<<<<
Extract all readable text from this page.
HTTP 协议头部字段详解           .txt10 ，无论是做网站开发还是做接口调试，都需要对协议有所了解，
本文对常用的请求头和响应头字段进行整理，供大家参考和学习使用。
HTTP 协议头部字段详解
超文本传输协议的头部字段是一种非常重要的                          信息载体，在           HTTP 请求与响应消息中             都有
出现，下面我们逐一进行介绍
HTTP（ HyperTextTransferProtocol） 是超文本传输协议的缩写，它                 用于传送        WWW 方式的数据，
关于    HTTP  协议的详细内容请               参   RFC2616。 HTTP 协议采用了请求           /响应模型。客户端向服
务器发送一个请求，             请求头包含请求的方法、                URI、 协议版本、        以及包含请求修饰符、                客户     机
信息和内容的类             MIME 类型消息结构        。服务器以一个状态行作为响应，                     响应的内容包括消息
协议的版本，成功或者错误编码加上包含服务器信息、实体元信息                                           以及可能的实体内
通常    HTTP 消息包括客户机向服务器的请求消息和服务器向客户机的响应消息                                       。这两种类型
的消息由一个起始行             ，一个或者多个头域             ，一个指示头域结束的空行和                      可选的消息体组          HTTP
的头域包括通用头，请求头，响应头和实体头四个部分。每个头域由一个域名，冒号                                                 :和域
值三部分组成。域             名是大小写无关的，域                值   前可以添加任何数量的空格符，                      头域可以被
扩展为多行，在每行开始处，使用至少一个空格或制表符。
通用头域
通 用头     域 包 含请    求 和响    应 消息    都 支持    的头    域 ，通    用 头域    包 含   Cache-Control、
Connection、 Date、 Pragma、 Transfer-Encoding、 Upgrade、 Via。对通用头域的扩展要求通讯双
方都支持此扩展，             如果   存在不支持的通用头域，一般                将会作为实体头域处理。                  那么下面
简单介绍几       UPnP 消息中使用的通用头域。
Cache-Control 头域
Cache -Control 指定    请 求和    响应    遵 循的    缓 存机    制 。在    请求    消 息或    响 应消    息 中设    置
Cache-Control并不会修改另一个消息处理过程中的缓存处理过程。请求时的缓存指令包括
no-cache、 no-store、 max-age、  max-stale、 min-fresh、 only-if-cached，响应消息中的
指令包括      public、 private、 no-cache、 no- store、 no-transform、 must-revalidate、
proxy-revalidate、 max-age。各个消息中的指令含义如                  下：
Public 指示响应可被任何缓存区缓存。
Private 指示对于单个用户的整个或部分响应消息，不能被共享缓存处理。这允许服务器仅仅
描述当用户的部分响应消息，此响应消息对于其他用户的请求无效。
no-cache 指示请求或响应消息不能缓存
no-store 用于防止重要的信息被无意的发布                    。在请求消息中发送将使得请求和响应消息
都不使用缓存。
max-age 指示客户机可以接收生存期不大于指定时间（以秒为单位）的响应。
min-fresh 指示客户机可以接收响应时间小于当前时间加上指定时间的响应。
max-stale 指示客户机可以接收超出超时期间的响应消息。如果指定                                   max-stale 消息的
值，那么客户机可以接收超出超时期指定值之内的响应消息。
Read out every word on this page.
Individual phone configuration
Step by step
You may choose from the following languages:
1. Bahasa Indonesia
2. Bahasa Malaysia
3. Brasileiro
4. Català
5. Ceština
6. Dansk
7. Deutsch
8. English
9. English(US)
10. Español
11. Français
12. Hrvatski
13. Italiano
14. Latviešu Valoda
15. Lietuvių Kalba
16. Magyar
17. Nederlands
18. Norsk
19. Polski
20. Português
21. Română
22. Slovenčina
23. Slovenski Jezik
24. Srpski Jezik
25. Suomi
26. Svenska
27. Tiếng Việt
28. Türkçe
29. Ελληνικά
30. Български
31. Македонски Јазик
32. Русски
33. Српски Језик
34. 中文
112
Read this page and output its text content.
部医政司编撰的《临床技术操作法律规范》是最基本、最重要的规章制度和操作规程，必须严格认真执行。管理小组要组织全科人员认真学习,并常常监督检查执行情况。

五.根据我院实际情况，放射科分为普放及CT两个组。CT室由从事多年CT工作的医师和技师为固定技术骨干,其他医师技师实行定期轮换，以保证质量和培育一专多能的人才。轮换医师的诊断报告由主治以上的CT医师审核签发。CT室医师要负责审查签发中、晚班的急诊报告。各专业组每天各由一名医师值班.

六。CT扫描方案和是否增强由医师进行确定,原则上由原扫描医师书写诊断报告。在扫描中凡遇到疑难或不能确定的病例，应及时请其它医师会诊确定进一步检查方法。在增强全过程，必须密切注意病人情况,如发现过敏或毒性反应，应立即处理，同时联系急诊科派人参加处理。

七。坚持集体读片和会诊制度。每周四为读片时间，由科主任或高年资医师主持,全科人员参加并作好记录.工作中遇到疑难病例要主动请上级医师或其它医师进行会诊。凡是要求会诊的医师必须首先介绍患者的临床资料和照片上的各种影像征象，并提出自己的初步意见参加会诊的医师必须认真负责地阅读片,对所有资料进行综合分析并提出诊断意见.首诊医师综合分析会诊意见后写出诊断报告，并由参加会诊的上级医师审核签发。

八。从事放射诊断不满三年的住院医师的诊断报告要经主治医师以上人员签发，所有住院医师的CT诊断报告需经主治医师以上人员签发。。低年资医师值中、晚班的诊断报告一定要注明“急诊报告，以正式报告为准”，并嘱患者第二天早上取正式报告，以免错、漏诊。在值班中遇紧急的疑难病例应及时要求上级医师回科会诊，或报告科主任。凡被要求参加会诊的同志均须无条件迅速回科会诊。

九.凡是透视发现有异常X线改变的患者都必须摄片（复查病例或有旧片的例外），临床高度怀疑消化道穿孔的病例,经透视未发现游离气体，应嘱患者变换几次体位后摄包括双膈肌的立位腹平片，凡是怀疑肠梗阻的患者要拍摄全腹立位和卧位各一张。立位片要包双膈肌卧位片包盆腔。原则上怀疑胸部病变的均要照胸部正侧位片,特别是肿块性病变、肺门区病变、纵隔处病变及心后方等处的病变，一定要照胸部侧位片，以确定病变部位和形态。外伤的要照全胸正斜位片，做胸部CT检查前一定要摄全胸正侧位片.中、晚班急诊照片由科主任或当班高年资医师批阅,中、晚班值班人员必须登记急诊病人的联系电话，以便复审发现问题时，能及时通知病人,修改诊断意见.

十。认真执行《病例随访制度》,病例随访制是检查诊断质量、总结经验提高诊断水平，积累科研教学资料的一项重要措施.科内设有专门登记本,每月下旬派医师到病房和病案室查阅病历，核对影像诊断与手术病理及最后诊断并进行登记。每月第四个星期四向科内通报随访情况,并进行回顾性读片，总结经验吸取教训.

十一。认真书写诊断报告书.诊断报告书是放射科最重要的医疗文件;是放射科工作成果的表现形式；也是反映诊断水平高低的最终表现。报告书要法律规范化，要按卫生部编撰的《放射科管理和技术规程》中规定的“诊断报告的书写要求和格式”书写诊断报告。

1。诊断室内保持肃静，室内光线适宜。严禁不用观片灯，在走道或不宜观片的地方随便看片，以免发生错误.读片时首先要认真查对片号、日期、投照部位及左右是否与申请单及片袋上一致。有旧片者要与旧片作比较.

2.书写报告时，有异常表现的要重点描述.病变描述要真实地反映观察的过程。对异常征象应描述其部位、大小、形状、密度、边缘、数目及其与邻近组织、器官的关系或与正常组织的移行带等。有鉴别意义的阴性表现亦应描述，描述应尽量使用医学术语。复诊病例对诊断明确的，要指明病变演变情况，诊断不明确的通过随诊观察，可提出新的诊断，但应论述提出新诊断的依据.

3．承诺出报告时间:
>>>>
OBJECTIVE ::
Go through the listing and print each line exactly as it appears.

FULL SOLUTION ::
Extract all readable text from this page.
HTTP 协议头部字段详解           .txt10 ，无论是做网站开发还是做接口调试，都需要对协议有所了解，
本文对常用的请求头和响应头字段进行整理，供大家参考和学习使用。
HTTP 协议头部字段详解
超文本传输协议的头部字段是一种非常重要的                          信息载体，在           HTTP 请求与响应消息中             都有
出现，下面我们逐一进行介绍
HTTP（ HyperTextTransferProtocol） 是超文本传输协议的缩写，它                 用于传送        WWW 方式的数据，
关于    HTTP  协议的详细内容请               参   RFC2616。 HTTP 协议采用了请求           /响应模型。客户端向服
务器发送一个请求，             请求头包含请求的方法、                URI、 协议版本、        以及包含请求修饰符、                客户     机
信息和内容的类             MIME 类型消息结构        。服务器以一个状态行作为响应，                     响应的内容包括消息
协议的版本，成功或者错误编码加上包含服务器信息、实体元信息                                           以及可能的实体内
通常    HTTP 消息包括客户机向服务器的请求消息和服务器向客户机的响应消息                                       。这两种类型
的消息由一个起始行             ，一个或者多个头域             ，一个指示头域结束的空行和                      可选的消息体组          HTTP
的头域包括通用头，请求头，响应头和实体头四个部分。每个头域由一个域名，冒号                                                 :和域
值三部分组成。域             名是大小写无关的，域                值   前可以添加任何数量的空格符，                      头域可以被
扩展为多行，在每行开始处，使用至少一个空格或制表符。
通用头域
通 用头     域 包 含请    求 和响    应 消息    都 支持    的头    域 ，通    用 头域    包 含   Cache-Control、
Connection、 Date、 Pragma、 Transfer-Encoding、 Upgrade、 Via。对通用头域的扩展要求通讯双
方都支持此扩展，             如果   存在不支持的通用头域，一般                将会作为实体头域处理。                  那么下面
简单介绍几       UPnP 消息中使用的通用头域。
Cache-Control 头域
Cache -Control 指定    请 求和    响应    遵 循的    缓 存机    制 。在    请求    消 息或    响 应消    息 中设    置
Cache-Control并不会修改另一个消息处理过程中的缓存处理过程。请求时的缓存指令包括
no-cache、 no-store、 max-age、  max-stale、 min-fresh、 only-if-cached，响应消息中的
指令包括      public、 private、 no-cache、 no- store、 no-transform、 must-revalidate、
proxy-revalidate、 max-age。各个消息中的指令含义如                  下：
Public 指示响应可被任何缓存区缓存。
Private 指示对于单个用户的整个或部分响应消息，不能被共享缓存处理。这允许服务器仅仅
描述当用户的部分响应消息，此响应消息对于其他用户的请求无效。
no-cache 指示请求或响应消息不能缓存
no-store 用于防止重要的信息被无意的发布                    。在请求消息中发送将使得请求和响应消息
都不使用缓存。
max-age 指示客户机可以接收生存期不大于指定时间（以秒为单位）的响应。
min-fresh 指示客户机可以接收响应时间小于当前时间加上指定时间的响应。
max-stale 指示客户机可以接收超出超时期间的响应消息。如果指定                                   max-stale 消息的
值，那么客户机可以接收超出超时期指定值之内的响应消息。
Read out every word on this page.
Individual phone configuration
Step by step
You may choose from the following languages:
1. Bahasa Indonesia
2. Bahasa Malaysia
3. Brasileiro
4. Català
5. Ceština
6. Dansk
7. Deutsch
8. English
9. English(US)
10. Español
11. Français
12. Hrvatski
13. Italiano
14. Latviešu Valoda
15. Lietuvių Kalba
16. Magyar
17. Nederlands
18. Norsk
19. Polski
20. Português
21. Română
22. Slovenčina
23. Slovenski Jezik
24. Srpski Jezik
25. Suomi
26. Svenska
27. Tiếng Việt
28. Türkçe
29. Ελληνικά
30. Български
31. Македонски Јазик
32. Русски
33. Српски Језик
34. 中文
112
Read this page and output its text content.
部医政司编撰的《临床技术操作法律规范》是最基本、最重要的规章制度和操作规程，必须严格认真执行。管理小组要组织全科人员认真学习,并常常监督检查执行情况。

五.根据我院实际情况，放射科分为普放及CT两个组。CT室由从事多年CT工作的医师和技师为固定技术骨干,其他医师技师实行定期轮换，以保证质量和培育一专多能的人才。轮换医师的诊断报告由主治以上的CT医师审核签发。CT室医师要负责审查签发中、晚班的急诊报告。各专业组每天各由一名医师值班.

六。CT扫描方案和是否增强由医师进行确定,原则上由原扫描医师书写诊断报告。在扫描中凡遇到疑难或不能确定的病例，应及时请其它医师会诊确定进一步检查方法。在增强全过程，必须密切注意病人情况,如发现过敏或毒性反应，应立即处理，同时联系急诊科派人参加处理。

七。坚持集体读片和会诊制度。每周四为读片时间，由科主任或高年资医师主持,全科人员参加并作好记录.工作中遇到疑难病例要主动请上级医师或其它医师进行会诊。凡是要求会诊的医师必须首先介绍患者的临床资料和照片上的各种影像征象，并提出自己的初步意见参加会诊的医师必须认真负责地阅读片,对所有资料进行综合分析并提出诊断意见.首诊医师综合分析会诊意见后写出诊断报告，并由参加会诊的上级医师审核签发。

八。从事放射诊断不满三年的住院医师的诊断报告要经主治医师以上人员签发，所有住院医师的CT诊断报告需经主治医师以上人员签发。。低年资医师值中、晚班的诊断报告一定要注明“急诊报告，以正式报告为准”，并嘱患者第二天早上取正式报告，以免错、漏诊。在值班中遇紧急的疑难病例应及时要求上级医师回科会诊，或报告科主任。凡被要求参加会诊的同志均须无条件迅速回科会诊。

九.凡是透视发现有异常X线改变的患者都必须摄片（复查病例或有旧片的例外），临床高度怀疑消化道穿孔的病例,经透视未发现游离气体，应嘱患者变换几次体位后摄包括双膈肌的立位腹平片，凡是怀疑肠梗阻的患者要拍摄全腹立位和卧位各一张。立位片要包双膈肌卧位片包盆腔。原则上怀疑胸部病变的均要照胸部正侧位片,特别是肿块性病变、肺门区病变、纵隔处病变及心后方等处的病变，一定要照胸部侧位片，以确定病变部位和形态。外伤的要照全胸正斜位片，做胸部CT检查前一定要摄全胸正侧位片.中、晚班急诊照片由科主任或当班高年资医师批阅,中、晚班值班人员必须登记急诊病人的联系电话，以便复审发现问题时，能及时通知病人,修改诊断意见.

十。认真执行《病例随访制度》,病例随访制是检查诊断质量、总结经验提高诊断水平，积累科研教学资料的一项重要措施.科内设有专门登记本,每月下旬派医师到病房和病案室查阅病历，核对影像诊断与手术病理及最后诊断并进行登记。每月第四个星期四向科内通报随访情况,并进行回顾性读片，总结经验吸取教训.

十一。认真书写诊断报告书.诊断报告书是放射科最重要的医疗文件;是放射科工作成果的表现形式；也是反映诊断水平高低的最终表现。报告书要法律规范化，要按卫生部编撰的《放射科管理和技术规程》中规定的“诊断报告的书写要求和格式”书写诊断报告。

1。诊断室内保持肃静，室内光线适宜。严禁不用观片灯，在走道或不宜观片的地方随便看片，以免发生错误.读片时首先要认真查对片号、日期、投照部位及左右是否与申请单及片袋上一致。有旧片者要与旧片作比较.

2.书写报告时，有异常表现的要重点描述.病变描述要真实地反映观察的过程。对异常征象应描述其部位、大小、形状、密度、边缘、数目及其与邻近组织、器官的关系或与正常组织的移行带等。有鉴别意义的阴性表现亦应描述，描述应尽量使用医学术语。复诊病例对诊断明确的，要指明病变演变情况，诊断不明确的通过随诊观察，可提出新的诊断，但应论述提出新诊断的依据.

3．承诺出报告时间:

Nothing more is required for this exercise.